◆ **GIVEN EXERCISE**
State how many lines of the listing below include the word "time". Give only the number.
[begin GIVEN INFORMATION]
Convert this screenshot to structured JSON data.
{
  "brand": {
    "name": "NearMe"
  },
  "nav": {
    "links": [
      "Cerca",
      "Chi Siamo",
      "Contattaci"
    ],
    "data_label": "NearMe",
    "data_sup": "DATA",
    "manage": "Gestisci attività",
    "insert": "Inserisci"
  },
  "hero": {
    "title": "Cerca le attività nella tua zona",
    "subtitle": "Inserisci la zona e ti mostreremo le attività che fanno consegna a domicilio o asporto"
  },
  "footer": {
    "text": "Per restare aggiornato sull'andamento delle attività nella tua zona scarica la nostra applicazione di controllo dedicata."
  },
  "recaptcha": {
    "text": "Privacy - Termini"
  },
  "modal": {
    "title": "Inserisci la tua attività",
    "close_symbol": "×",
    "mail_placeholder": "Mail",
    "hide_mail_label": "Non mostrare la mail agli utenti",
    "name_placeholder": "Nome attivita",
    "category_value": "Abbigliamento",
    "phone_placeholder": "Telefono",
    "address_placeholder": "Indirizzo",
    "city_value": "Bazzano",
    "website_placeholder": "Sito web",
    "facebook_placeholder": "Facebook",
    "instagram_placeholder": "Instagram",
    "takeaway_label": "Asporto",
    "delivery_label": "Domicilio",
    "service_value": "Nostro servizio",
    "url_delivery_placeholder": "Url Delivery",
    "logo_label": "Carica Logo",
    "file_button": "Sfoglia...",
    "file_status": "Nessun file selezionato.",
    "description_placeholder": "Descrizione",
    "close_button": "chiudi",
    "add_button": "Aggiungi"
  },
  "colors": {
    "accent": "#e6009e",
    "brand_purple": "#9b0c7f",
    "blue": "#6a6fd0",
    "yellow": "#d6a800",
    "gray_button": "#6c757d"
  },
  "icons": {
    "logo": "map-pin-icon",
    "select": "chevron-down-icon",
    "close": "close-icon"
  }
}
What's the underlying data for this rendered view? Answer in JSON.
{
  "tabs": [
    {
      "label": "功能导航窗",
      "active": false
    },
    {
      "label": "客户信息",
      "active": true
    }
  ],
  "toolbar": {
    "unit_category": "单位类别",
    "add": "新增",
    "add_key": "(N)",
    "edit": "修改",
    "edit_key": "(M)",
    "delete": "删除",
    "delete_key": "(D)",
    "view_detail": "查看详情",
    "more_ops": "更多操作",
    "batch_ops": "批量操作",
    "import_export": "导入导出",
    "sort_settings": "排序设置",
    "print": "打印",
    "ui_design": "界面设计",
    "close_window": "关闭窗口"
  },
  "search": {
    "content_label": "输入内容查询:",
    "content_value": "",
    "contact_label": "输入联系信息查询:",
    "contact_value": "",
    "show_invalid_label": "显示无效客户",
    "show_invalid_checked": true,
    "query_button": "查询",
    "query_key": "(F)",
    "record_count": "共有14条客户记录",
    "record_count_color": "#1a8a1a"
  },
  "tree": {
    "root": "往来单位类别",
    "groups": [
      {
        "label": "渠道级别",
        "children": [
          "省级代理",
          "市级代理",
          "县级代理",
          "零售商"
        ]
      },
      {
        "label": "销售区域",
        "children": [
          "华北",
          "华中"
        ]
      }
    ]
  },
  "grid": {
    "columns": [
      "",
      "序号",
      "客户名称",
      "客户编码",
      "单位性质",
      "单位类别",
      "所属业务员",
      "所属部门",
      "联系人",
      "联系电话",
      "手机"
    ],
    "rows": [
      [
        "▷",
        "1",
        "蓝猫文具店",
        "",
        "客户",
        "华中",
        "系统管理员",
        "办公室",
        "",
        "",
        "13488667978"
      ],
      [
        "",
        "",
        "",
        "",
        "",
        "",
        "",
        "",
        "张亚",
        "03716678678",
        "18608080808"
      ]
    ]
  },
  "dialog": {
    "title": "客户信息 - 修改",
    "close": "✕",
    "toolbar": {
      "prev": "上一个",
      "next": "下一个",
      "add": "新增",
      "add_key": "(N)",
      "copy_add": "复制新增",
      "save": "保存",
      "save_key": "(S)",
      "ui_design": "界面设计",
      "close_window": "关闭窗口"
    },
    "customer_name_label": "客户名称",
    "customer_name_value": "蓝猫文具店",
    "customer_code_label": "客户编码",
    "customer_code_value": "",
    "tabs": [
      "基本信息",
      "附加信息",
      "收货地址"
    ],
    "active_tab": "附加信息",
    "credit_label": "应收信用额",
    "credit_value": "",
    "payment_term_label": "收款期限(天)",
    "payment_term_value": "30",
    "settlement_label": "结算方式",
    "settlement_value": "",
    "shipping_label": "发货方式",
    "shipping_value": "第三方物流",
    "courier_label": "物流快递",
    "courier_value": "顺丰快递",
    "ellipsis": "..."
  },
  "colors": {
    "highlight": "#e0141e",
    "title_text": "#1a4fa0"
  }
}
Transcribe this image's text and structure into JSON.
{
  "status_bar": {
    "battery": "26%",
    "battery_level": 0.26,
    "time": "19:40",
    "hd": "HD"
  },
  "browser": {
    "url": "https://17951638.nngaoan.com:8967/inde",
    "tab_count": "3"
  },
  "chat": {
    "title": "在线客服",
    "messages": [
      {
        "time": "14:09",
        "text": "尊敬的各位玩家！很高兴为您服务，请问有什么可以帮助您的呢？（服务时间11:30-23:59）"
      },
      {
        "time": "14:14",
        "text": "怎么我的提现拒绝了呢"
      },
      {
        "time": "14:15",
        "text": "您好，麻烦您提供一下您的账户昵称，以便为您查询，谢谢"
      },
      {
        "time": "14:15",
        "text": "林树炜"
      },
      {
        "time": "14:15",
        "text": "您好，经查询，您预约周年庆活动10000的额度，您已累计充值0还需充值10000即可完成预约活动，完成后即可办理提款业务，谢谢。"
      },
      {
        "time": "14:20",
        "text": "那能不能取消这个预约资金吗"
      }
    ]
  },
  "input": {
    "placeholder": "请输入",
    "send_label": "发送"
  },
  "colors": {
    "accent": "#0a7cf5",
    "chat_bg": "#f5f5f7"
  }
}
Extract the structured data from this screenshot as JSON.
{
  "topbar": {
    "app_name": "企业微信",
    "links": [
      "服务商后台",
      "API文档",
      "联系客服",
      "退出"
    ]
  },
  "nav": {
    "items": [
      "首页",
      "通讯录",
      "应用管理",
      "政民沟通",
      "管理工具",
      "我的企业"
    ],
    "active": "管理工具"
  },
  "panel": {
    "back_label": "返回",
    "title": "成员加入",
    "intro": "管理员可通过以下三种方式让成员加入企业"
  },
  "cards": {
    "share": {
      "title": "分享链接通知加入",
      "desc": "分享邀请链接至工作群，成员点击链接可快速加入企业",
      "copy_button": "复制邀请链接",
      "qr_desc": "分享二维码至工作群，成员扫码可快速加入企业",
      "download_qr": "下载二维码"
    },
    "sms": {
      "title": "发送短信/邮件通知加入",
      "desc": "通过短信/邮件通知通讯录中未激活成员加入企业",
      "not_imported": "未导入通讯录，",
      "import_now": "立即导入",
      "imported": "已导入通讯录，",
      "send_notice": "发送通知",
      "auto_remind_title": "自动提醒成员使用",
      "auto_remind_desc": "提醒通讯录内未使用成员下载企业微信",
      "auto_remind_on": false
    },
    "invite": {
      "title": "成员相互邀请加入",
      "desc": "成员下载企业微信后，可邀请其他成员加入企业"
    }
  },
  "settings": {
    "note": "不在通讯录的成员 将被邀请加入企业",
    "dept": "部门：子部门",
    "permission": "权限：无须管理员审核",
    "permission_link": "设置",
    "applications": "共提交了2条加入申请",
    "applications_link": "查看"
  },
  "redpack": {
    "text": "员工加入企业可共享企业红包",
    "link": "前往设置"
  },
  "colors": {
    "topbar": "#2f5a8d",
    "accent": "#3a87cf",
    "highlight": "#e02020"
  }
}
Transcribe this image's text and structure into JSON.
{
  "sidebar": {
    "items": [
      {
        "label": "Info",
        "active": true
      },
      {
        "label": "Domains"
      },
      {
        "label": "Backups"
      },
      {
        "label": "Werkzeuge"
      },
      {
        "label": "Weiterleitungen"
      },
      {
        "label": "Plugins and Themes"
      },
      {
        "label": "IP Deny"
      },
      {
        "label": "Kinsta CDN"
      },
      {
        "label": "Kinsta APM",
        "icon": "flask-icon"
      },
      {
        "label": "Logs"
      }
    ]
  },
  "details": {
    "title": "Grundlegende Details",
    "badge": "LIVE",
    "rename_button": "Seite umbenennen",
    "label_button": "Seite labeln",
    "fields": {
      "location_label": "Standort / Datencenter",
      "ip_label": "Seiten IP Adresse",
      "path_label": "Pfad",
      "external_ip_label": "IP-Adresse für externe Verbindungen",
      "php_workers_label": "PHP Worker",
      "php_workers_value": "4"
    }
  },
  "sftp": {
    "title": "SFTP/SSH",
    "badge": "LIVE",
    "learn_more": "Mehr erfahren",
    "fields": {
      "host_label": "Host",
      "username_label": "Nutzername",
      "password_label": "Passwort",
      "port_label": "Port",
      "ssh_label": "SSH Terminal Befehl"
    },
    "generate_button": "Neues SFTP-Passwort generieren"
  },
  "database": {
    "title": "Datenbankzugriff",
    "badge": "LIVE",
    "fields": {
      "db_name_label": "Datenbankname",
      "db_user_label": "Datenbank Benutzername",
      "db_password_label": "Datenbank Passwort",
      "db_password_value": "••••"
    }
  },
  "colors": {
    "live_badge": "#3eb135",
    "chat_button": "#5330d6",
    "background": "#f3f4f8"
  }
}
[end GIVEN INFORMATION]
◆ **FULL OUTPUT**
7